(Stored data)
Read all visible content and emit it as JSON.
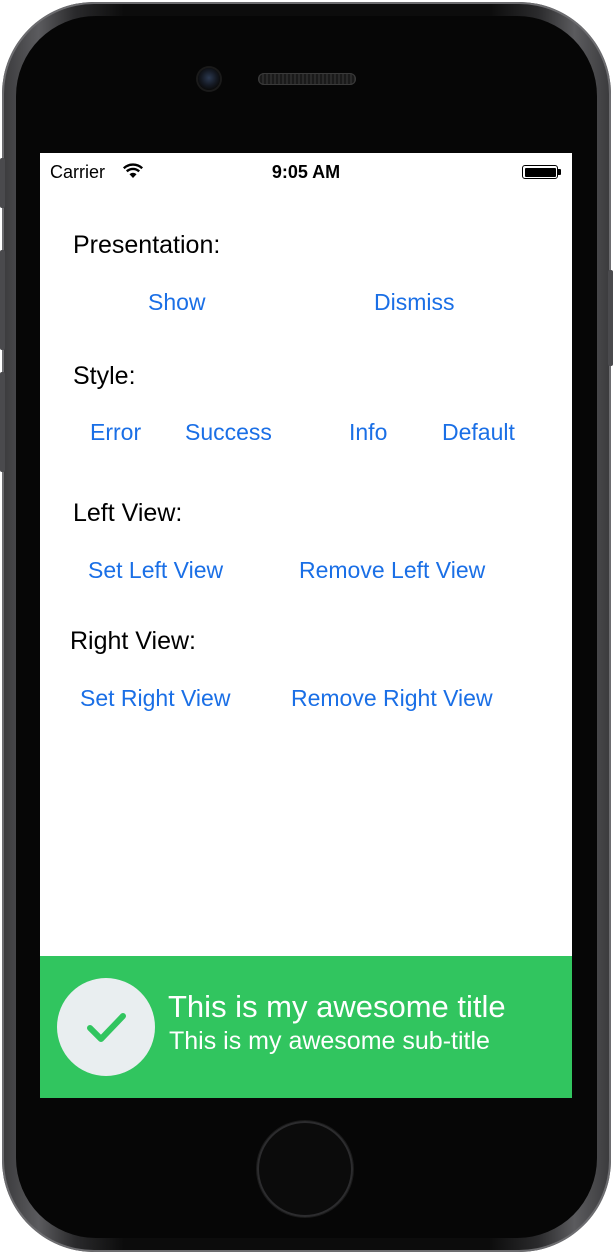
{
  "status_bar": {
    "carrier": "Carrier",
    "time": "9:05 AM"
  },
  "presentation": {
    "label": "Presentation:",
    "show": "Show",
    "dismiss": "Dismiss"
  },
  "style": {
    "label": "Style:",
    "error": "Error",
    "success": "Success",
    "info": "Info",
    "default": "Default"
  },
  "left_view": {
    "label": "Left View:",
    "set": "Set Left View",
    "remove": "Remove Left View"
  },
  "right_view": {
    "label": "Right View:",
    "set": "Set Right View",
    "remove": "Remove Right View"
  },
  "banner": {
    "title": "This is my awesome title",
    "subtitle": "This is my awesome sub-title",
    "icon": "checkmark-icon",
    "color": "#31c55f",
    "icon_color": "#31c55f"
  },
  "colors": {
    "link": "#1a6fe6",
    "screen_background": "#ffffff"
  }
}
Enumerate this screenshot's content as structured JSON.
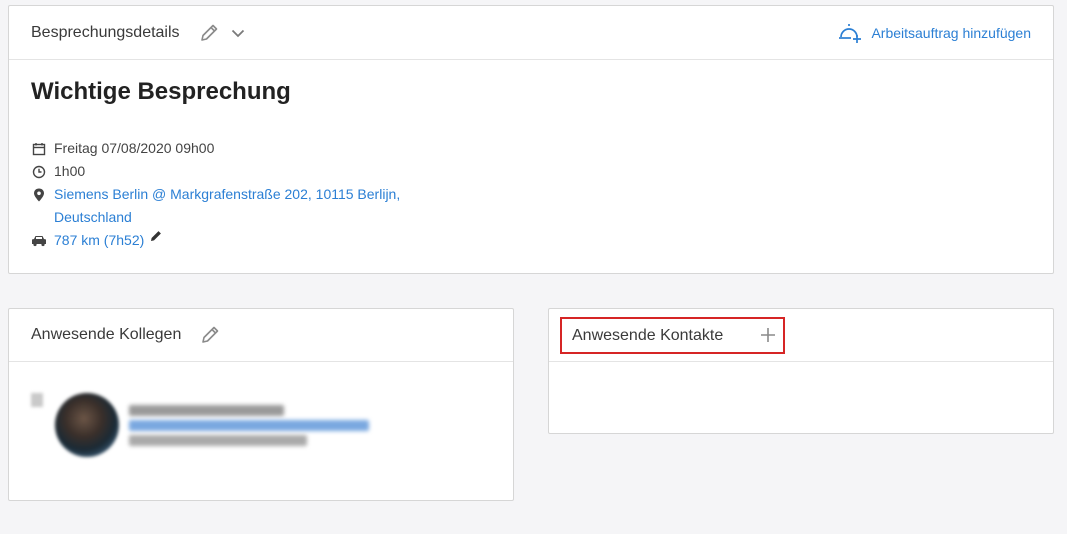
{
  "details": {
    "header_title": "Besprechungsdetails",
    "action_label": "Arbeitsauftrag hinzufügen",
    "meeting_title": "Wichtige Besprechung",
    "date": "Freitag 07/08/2020 09h00",
    "duration": "1h00",
    "location_line1": "Siemens Berlin @ Markgrafenstraße 202, 10115 Berlijn,",
    "location_line2": "Deutschland",
    "distance": "787 km (7h52)"
  },
  "colleagues": {
    "header_title": "Anwesende Kollegen"
  },
  "contacts": {
    "header_title": "Anwesende Kontakte"
  },
  "colors": {
    "accent": "#2b7fd4",
    "highlight": "#d62525"
  },
  "icons": [
    "pencil-icon",
    "chevron-down-icon",
    "add-work-order-icon",
    "calendar-icon",
    "clock-icon",
    "location-pin-icon",
    "car-icon",
    "plus-icon"
  ]
}
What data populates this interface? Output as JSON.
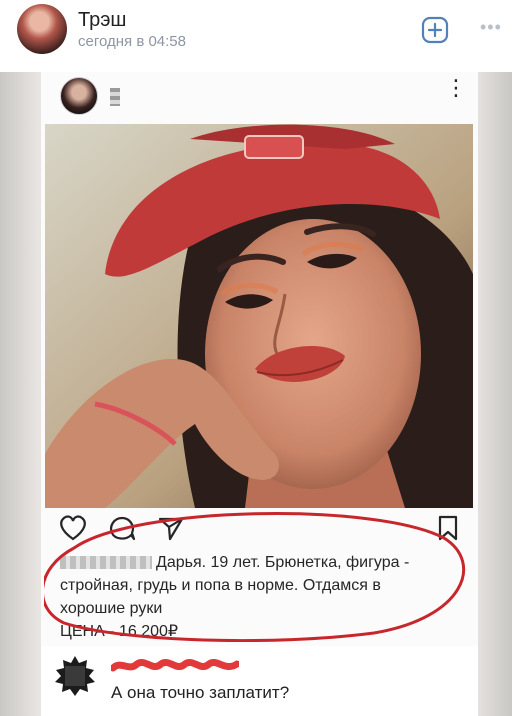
{
  "header": {
    "title": "Трэш",
    "time": "сегодня в 04:58",
    "add_icon": "plus-square-icon",
    "more_icon": "more-horizontal-icon"
  },
  "post": {
    "menu_icon": "more-vertical-icon",
    "actions": [
      "heart-icon",
      "comment-icon",
      "share-icon",
      "bookmark-icon"
    ],
    "caption_line1": "Дарья. 19 лет. Брюнетка, фигура -",
    "caption_line2": "стройная, грудь и попа в норме. Отдамся в",
    "caption_line3": "хорошие руки",
    "caption_price": "ЦЕНА - 16 200₽",
    "highlight_color": "#c7272c"
  },
  "comment": {
    "text": "А она точно заплатит?",
    "name_scribble_color": "#e23a3a"
  },
  "colors": {
    "vk_accent": "#5181b8",
    "time_gray": "#8d96a3"
  }
}
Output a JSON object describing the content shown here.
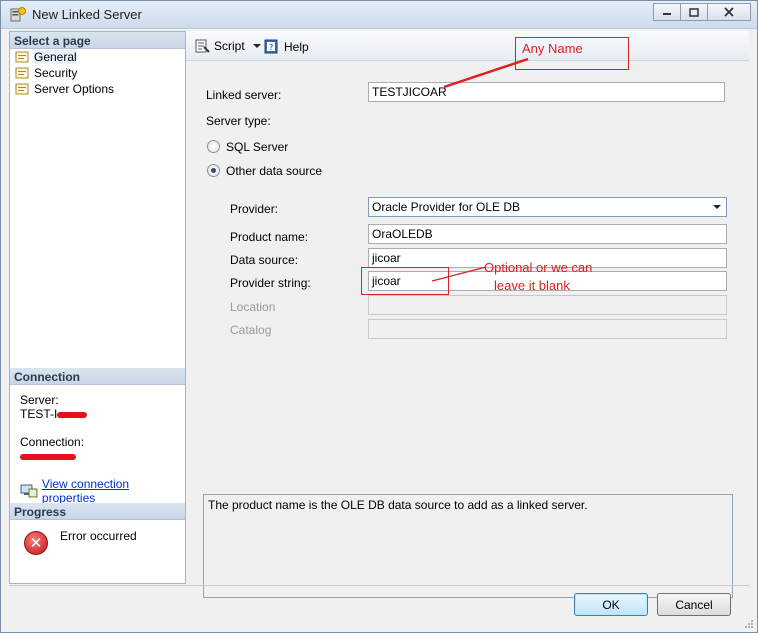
{
  "window": {
    "title": "New Linked Server"
  },
  "left": {
    "select_page_header": "Select a page",
    "pages": [
      {
        "label": "General"
      },
      {
        "label": "Security"
      },
      {
        "label": "Server Options"
      }
    ],
    "connection_header": "Connection",
    "server_label": "Server:",
    "server_value": "TEST-I",
    "connection_label": "Connection:",
    "view_connection_link": "View connection properties",
    "progress_header": "Progress",
    "progress_status": "Error occurred"
  },
  "toolbar": {
    "script_label": "Script",
    "help_label": "Help"
  },
  "form": {
    "linked_server_label": "Linked server:",
    "linked_server_value": "TESTJICOAR",
    "server_type_label": "Server type:",
    "sql_server_label": "SQL Server",
    "other_source_label": "Other data source",
    "selected_type": "Other data source",
    "provider_label": "Provider:",
    "provider_value": "Oracle Provider for OLE DB",
    "product_name_label": "Product name:",
    "product_name_value": "OraOLEDB",
    "data_source_label": "Data source:",
    "data_source_value": "jicoar",
    "provider_string_label": "Provider string:",
    "provider_string_value": "jicoar",
    "location_label": "Location",
    "location_value": "",
    "catalog_label": "Catalog",
    "catalog_value": ""
  },
  "description": "The product name is the OLE DB data source to add as a linked server.",
  "annotations": {
    "any_name": "Any Name",
    "optional_line1": "Optional or we can",
    "optional_line2": "leave it blank",
    "color": "#e02020"
  },
  "buttons": {
    "ok": "OK",
    "cancel": "Cancel"
  }
}
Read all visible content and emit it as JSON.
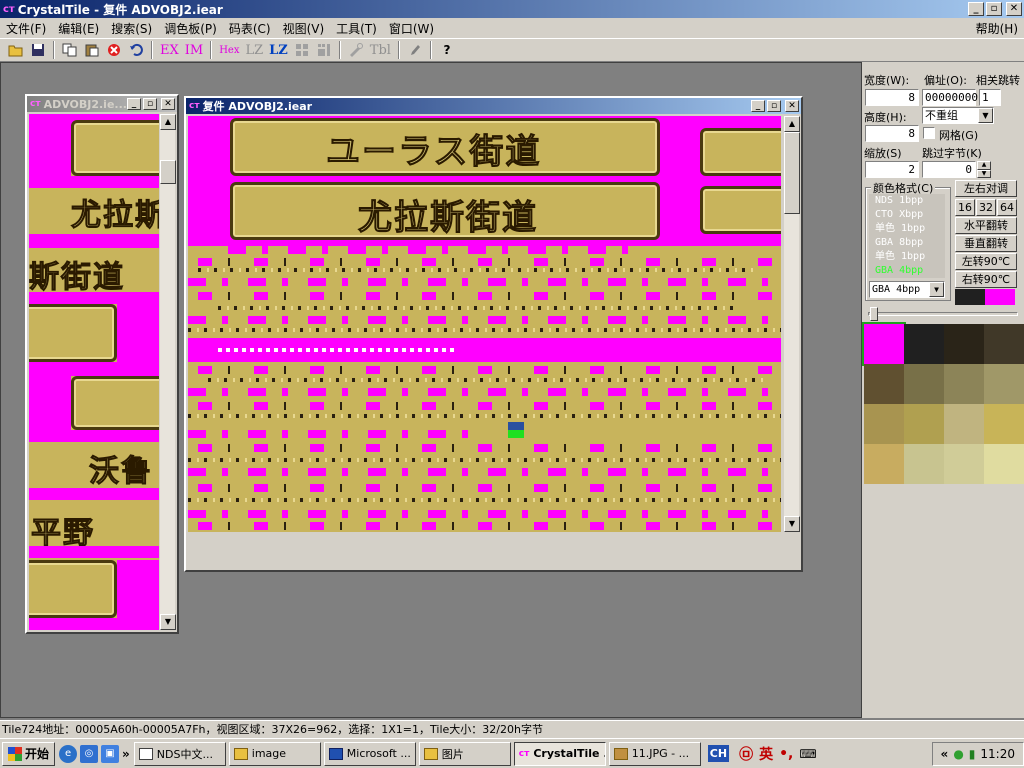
{
  "app": {
    "title": "CrystalTile - 复件 ADVOBJ2.iear",
    "icon": "crystaltile-app-icon",
    "caption_min": "_",
    "caption_max": "▫",
    "caption_close": "✕"
  },
  "menu": {
    "items": [
      "文件(F)",
      "编辑(E)",
      "搜索(S)",
      "调色板(P)",
      "码表(C)",
      "视图(V)",
      "工具(T)",
      "窗口(W)"
    ],
    "help": "帮助(H)"
  },
  "toolbar": {
    "ex": "EX",
    "im": "IM",
    "hex": "Hex",
    "lz1": "LZ",
    "lz2": "LZ",
    "tbl": "Tbl",
    "help": "?"
  },
  "child_left": {
    "title": "ADVOBJ2.ie..."
  },
  "child_main": {
    "title": "复件 ADVOBJ2.iear"
  },
  "tiles": {
    "left_text_1": "尤拉斯",
    "left_text_2": "斯街道",
    "left_text_3": "沃鲁",
    "left_text_4": "平野",
    "main_text_1": "ユーラス街道",
    "main_text_2": "尤拉斯街道"
  },
  "panel": {
    "width_label": "宽度(W):",
    "offset_label": "偏址(O):",
    "jump_label": "相关跳转",
    "width_value": "8",
    "offset_value": "00000000",
    "jump_value": "1",
    "height_label": "高度(H):",
    "overlap_value": "不重组",
    "height_value": "8",
    "grid_label": "网格(G)",
    "zoom_label": "缩放(S)",
    "skip_label": "跳过字节(K)",
    "zoom_value": "2",
    "skip_value": "0",
    "color_format_label": "颜色格式(C)",
    "formats": [
      "NDS  1bpp",
      "CTO  Xbpp",
      "单色 1bpp",
      "GBA  8bpp",
      "单色 1bpp",
      "GBA  4bpp"
    ],
    "format_selected": "GBA  4bpp",
    "btn_lr_align": "左右对调",
    "btn_16": "16",
    "btn_32": "32",
    "btn_64": "64",
    "btn_hflip": "水平翻转",
    "btn_vflip": "垂直翻转",
    "btn_rot_left": "左转90℃",
    "btn_rot_right": "右转90℃",
    "fg_color": "#202020",
    "bg_color": "#ff00ff",
    "palette": [
      "#ff00ff",
      "#202020",
      "#2a2418",
      "#403828",
      "#605030",
      "#787048",
      "#8c8458",
      "#a09868",
      "#a89450",
      "#b0a050",
      "#c0b480",
      "#c8b458",
      "#c8ac60",
      "#c8c490",
      "#d0cc98",
      "#e0dca0"
    ]
  },
  "status": {
    "text": "Tile724地址：00005A60h-00005A7Fh，视图区域：37X26=962，选择：1X1=1，Tile大小：32/20h字节"
  },
  "taskbar": {
    "start": "开始",
    "tasks": [
      "NDS中文...",
      "image",
      "Microsoft ...",
      "图片",
      "CrystalTile ...",
      "11.JPG - ..."
    ],
    "active_task": "CrystalTile ...",
    "lang": "CH",
    "ime": "英",
    "clock": "11:20"
  }
}
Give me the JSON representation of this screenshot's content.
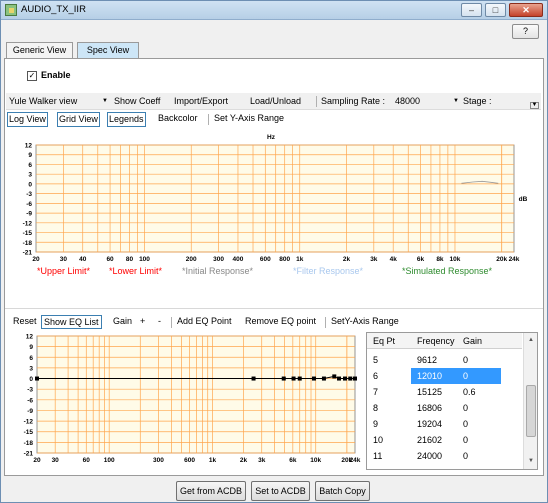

What is asked: Search the listing for the word "Other" and return each line that holds it.

Expected output:
    "other_source_label": "Other data source",
    "selected_type": "Other data source",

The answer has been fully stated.